What you have to do: Find all lines in the records that include the word "điểm", and copy them out.

|---|

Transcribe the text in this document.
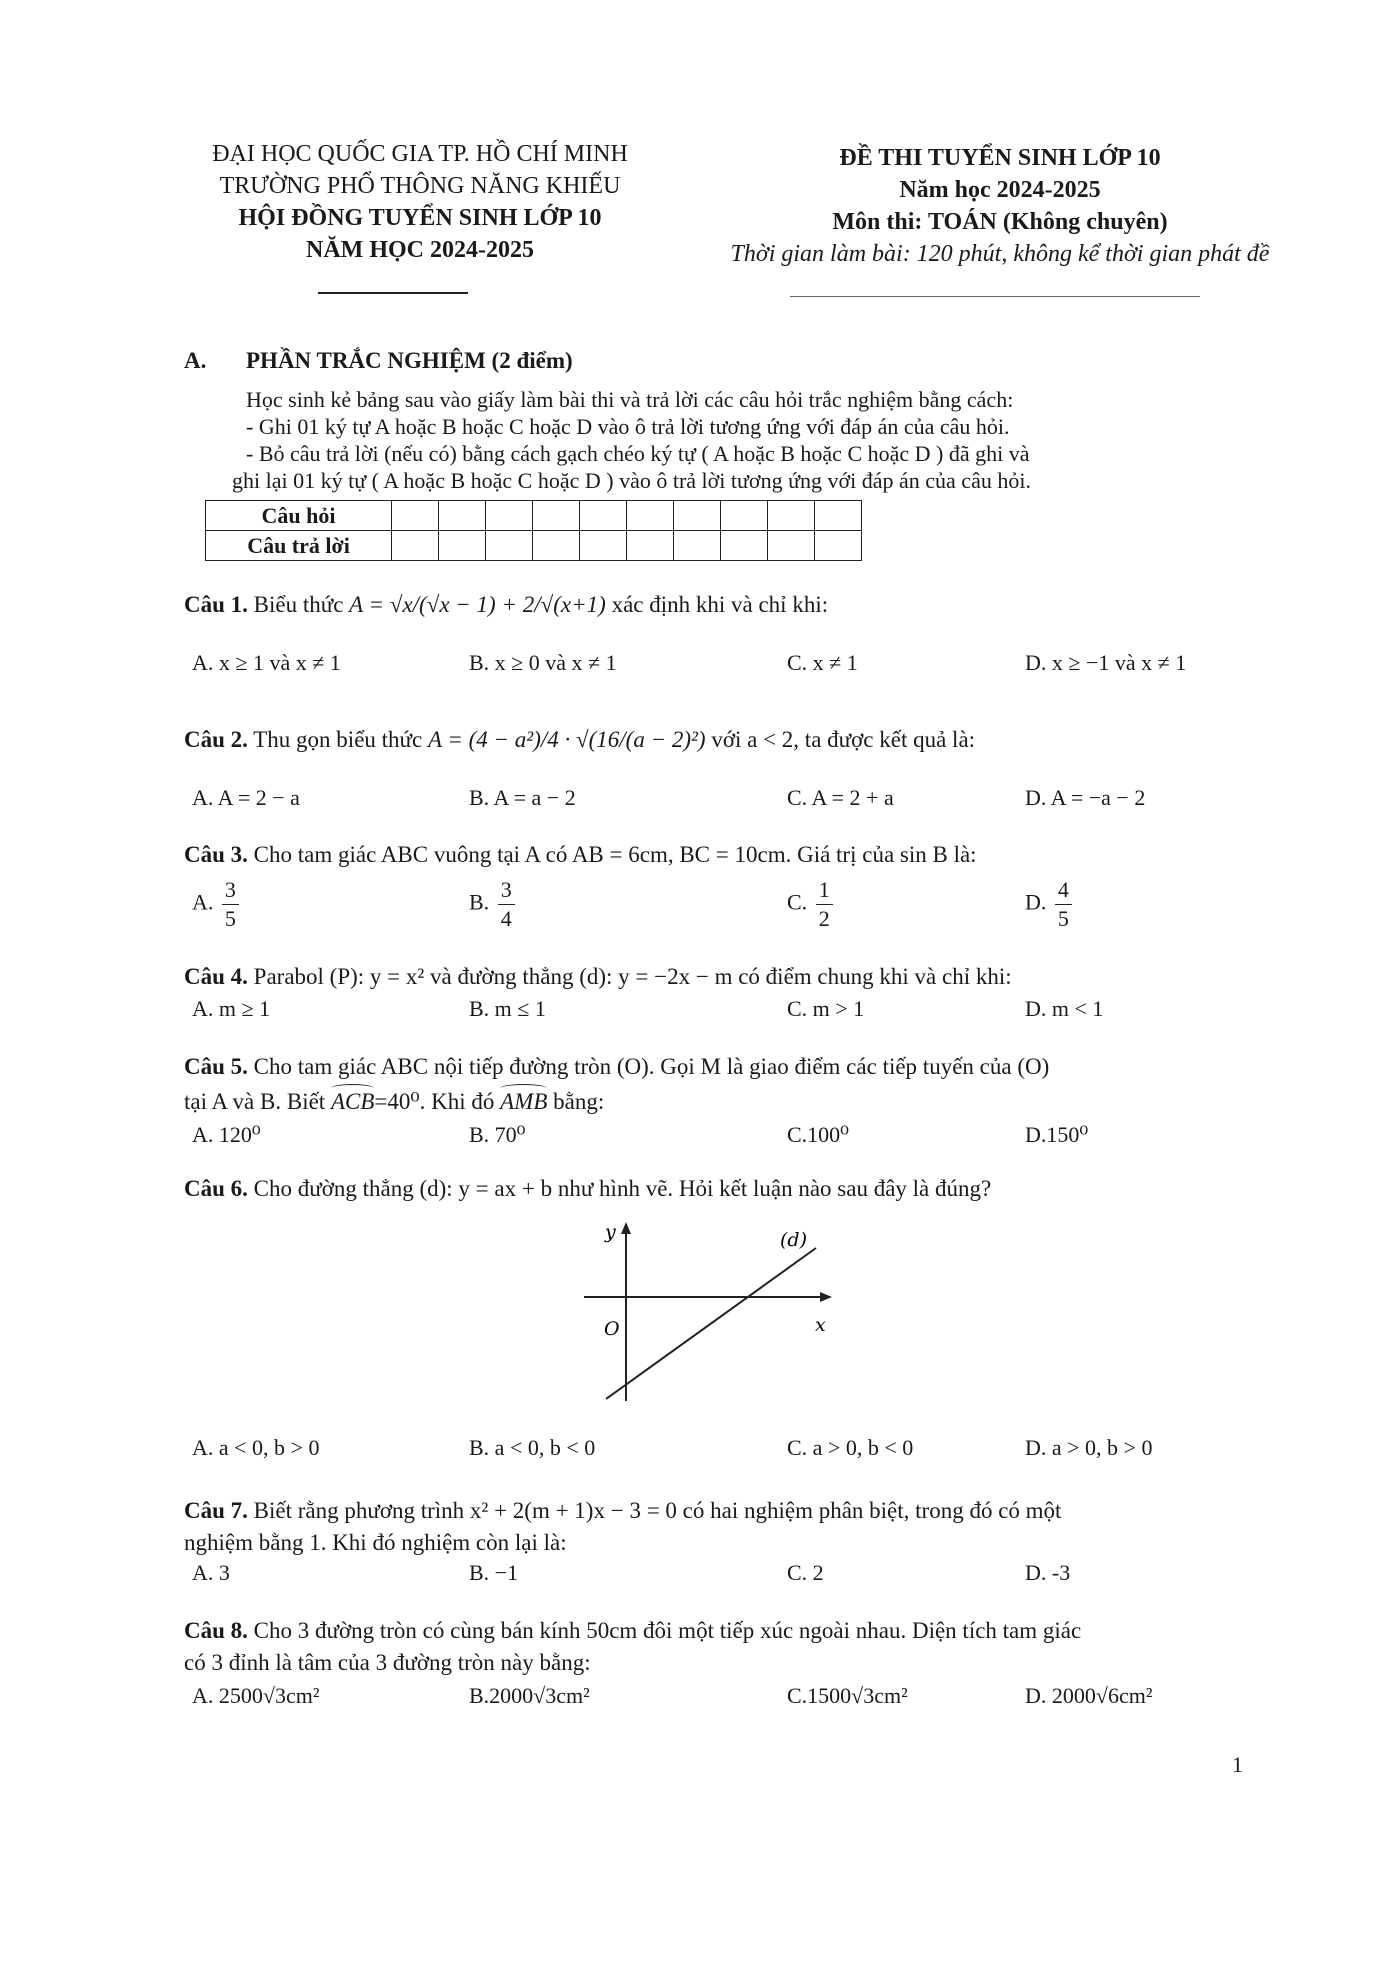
ĐẠI HỌC QUỐC GIA TP. HỒ CHÍ MINH
TRƯỜNG PHỔ THÔNG NĂNG KHIẾU
HỘI ĐỒNG TUYỂN SINH LỚP 10
NĂM HỌC 2024-2025
ĐỀ THI TUYỂN SINH LỚP 10
Năm học 2024-2025
Môn thi: TOÁN (Không chuyên)
Thời gian làm bài: 120 phút, không kể thời gian phát đề
A. PHẦN TRẮC NGHIỆM (2 điểm)
Học sinh kẻ bảng sau vào giấy làm bài thi và trả lời các câu hỏi trắc nghiệm bằng cách:
- Ghi 01 ký tự A hoặc B hoặc C hoặc D vào ô trả lời tương ứng với đáp án của câu hỏi.
- Bỏ câu trả lời (nếu có) bằng cách gạch chéo ký tự ( A hoặc B hoặc C hoặc D ) đã ghi và
ghi lại 01 ký tự ( A hoặc B hoặc C hoặc D ) vào ô trả lời tương ứng với đáp án của câu hỏi.
Câu hỏi										
Câu trả lời										
Câu 1. Biểu thức A = √x/(√x − 1) + 2/√(x+1) xác định khi và chỉ khi:
A. x ≥ 1 và x ≠ 1	B. x ≥ 0 và x ≠ 1	C. x ≠ 1	D. x ≥ −1 và x ≠ 1
Câu 2. Thu gọn biểu thức A = (4 − a²)/4 · √(16/(a − 2)²) với a < 2, ta được kết quả là:
A. A = 2 − a	B. A = a − 2	C. A = 2 + a	D. A = −a − 2
Câu 3. Cho tam giác ABC vuông tại A có AB = 6cm, BC = 10cm. Giá trị của sin B là:
A. $\frac{3}{5}$	B. $\frac{3}{4}$	C. $\frac{1}{2}$	D. $\frac{4}{5}$
Câu 4. Parabol (P): y = x² và đường thẳng (d): y = −2x − m có điểm chung khi và chỉ khi:
A. m ≥ 1	B. m ≤ 1	C. m > 1	D. m < 1
Câu 5. Cho tam giác ABC nội tiếp đường tròn (O). Gọi M là giao điểm các tiếp tuyến của (O)
tại A và B. Biết ACB=40⁰. Khi đó AMB bằng:
A. 120⁰	B. 70⁰	C.100⁰	D.150⁰
Câu 6. Cho đường thẳng (d): y = ax + b như hình vẽ. Hỏi kết luận nào sau đây là đúng?
y
x
O
(d)
A. a < 0, b > 0	B. a < 0, b < 0	C. a > 0, b < 0	D. a > 0, b > 0
Câu 7. Biết rằng phương trình x² + 2(m + 1)x − 3 = 0 có hai nghiệm phân biệt, trong đó có một
nghiệm bằng 1. Khi đó nghiệm còn lại là:
A. 3	B. −1	C. 2	D. -3
Câu 8. Cho 3 đường tròn có cùng bán kính 50cm đôi một tiếp xúc ngoài nhau. Diện tích tam giác
có 3 đỉnh là tâm của 3 đường tròn này bằng:
A. 2500√3cm²	B.2000√3cm²	C.1500√3cm²	D. 2000√6cm²
1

|---|

The response:
A. PHẦN TRẮC NGHIỆM (2 điểm)
Câu 4. Parabol (P): y = x² và đường thẳng (d): y = −2x − m có điểm chung khi và chỉ khi:
Câu 5. Cho tam giác ABC nội tiếp đường tròn (O). Gọi M là giao điểm các tiếp tuyến của (O)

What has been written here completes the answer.